**GIVEN PROBLEM:** Look for "luận" in the listing below. Gather each line that contains it.

Start of EXTRACTED ENTRIES

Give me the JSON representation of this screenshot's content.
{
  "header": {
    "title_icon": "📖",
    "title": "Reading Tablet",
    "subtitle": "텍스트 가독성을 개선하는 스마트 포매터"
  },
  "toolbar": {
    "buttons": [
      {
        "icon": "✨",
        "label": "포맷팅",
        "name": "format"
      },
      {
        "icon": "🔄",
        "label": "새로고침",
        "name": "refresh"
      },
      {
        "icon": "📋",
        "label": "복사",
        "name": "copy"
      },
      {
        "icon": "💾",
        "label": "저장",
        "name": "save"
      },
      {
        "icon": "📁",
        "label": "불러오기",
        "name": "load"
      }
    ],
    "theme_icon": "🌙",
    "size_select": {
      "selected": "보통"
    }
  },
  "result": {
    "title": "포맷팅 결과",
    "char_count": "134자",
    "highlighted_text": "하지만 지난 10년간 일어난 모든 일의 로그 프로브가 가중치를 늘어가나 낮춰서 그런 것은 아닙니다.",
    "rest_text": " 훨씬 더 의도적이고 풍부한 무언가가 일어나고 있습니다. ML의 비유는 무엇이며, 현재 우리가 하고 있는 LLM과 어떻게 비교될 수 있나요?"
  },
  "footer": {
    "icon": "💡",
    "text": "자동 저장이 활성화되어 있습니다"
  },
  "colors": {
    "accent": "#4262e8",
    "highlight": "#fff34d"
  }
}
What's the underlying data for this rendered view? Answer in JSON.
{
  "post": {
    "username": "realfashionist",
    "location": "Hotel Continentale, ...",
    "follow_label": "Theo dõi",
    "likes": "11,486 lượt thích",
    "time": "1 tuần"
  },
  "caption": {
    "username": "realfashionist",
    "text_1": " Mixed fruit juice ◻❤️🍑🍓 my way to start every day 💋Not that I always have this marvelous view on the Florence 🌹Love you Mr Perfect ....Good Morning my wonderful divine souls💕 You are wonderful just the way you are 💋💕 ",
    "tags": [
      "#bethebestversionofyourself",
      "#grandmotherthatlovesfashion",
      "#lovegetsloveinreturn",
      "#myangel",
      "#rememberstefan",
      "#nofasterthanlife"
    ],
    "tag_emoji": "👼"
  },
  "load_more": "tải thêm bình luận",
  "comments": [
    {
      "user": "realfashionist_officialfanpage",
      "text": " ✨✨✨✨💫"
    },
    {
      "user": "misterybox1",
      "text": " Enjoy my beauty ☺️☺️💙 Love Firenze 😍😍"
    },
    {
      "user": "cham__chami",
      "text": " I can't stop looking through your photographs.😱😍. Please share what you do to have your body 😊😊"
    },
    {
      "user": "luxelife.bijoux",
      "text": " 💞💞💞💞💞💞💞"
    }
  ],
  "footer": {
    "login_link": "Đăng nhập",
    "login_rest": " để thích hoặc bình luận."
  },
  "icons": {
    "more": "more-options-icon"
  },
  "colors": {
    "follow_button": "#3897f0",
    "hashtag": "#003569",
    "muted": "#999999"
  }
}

End of EXTRACTED ENTRIES

**THE ANSWER:**
  "load_more": "tải thêm bình luận",
    "login_rest": " để thích hoặc bình luận."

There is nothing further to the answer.